» **MATERIAL PROVIDED**:
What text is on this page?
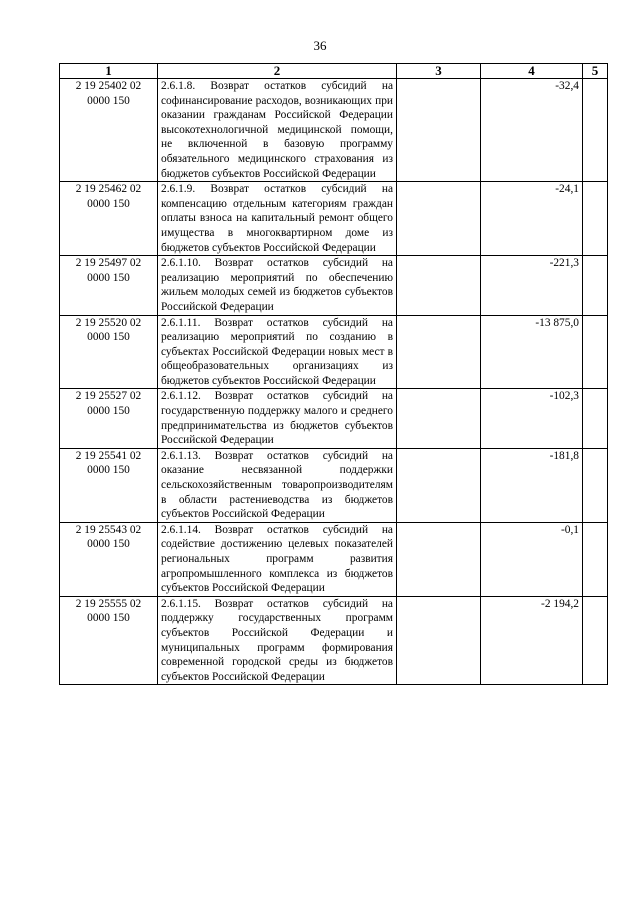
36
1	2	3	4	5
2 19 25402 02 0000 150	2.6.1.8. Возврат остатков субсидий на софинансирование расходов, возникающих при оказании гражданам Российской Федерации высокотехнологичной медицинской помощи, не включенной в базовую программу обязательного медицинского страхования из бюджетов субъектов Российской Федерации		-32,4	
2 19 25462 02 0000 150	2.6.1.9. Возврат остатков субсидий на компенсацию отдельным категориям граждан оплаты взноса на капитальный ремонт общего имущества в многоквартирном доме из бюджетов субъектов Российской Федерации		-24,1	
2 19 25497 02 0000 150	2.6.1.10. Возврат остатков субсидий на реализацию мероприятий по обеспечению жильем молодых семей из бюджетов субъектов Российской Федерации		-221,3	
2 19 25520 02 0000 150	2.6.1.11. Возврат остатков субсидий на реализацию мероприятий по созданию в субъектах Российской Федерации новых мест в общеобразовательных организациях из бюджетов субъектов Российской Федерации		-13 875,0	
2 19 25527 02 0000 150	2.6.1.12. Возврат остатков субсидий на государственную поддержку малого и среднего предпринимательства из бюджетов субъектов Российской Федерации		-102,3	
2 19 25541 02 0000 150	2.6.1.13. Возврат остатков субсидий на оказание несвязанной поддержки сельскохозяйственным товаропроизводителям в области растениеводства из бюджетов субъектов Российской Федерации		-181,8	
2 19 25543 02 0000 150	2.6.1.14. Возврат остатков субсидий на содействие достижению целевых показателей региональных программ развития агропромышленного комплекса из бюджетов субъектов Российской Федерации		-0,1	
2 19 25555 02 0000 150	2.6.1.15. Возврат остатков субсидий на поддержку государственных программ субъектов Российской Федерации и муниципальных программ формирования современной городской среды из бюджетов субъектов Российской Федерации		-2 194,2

» **WRITTEN PROBLEM**:
Copy every entry exactly as written. Pictures are excluded.

» **THE SOLUTION**:
What text is on this page?
36
1	2	3	4	5
2 19 25402 02 0000 150	2.6.1.8. Возврат остатков субсидий на софинансирование расходов, возникающих при оказании гражданам Российской Федерации высокотехнологичной медицинской помощи, не включенной в базовую программу обязательного медицинского страхования из бюджетов субъектов Российской Федерации		-32,4	
2 19 25462 02 0000 150	2.6.1.9. Возврат остатков субсидий на компенсацию отдельным категориям граждан оплаты взноса на капитальный ремонт общего имущества в многоквартирном доме из бюджетов субъектов Российской Федерации		-24,1	
2 19 25497 02 0000 150	2.6.1.10. Возврат остатков субсидий на реализацию мероприятий по обеспечению жильем молодых семей из бюджетов субъектов Российской Федерации		-221,3	
2 19 25520 02 0000 150	2.6.1.11. Возврат остатков субсидий на реализацию мероприятий по созданию в субъектах Российской Федерации новых мест в общеобразовательных организациях из бюджетов субъектов Российской Федерации		-13 875,0	
2 19 25527 02 0000 150	2.6.1.12. Возврат остатков субсидий на государственную поддержку малого и среднего предпринимательства из бюджетов субъектов Российской Федерации		-102,3	
2 19 25541 02 0000 150	2.6.1.13. Возврат остатков субсидий на оказание несвязанной поддержки сельскохозяйственным товаропроизводителям в области растениеводства из бюджетов субъектов Российской Федерации		-181,8	
2 19 25543 02 0000 150	2.6.1.14. Возврат остатков субсидий на содействие достижению целевых показателей региональных программ развития агропромышленного комплекса из бюджетов субъектов Российской Федерации		-0,1	
2 19 25555 02 0000 150	2.6.1.15. Возврат остатков субсидий на поддержку государственных программ субъектов Российской Федерации и муниципальных программ формирования современной городской среды из бюджетов субъектов Российской Федерации		-2 194,2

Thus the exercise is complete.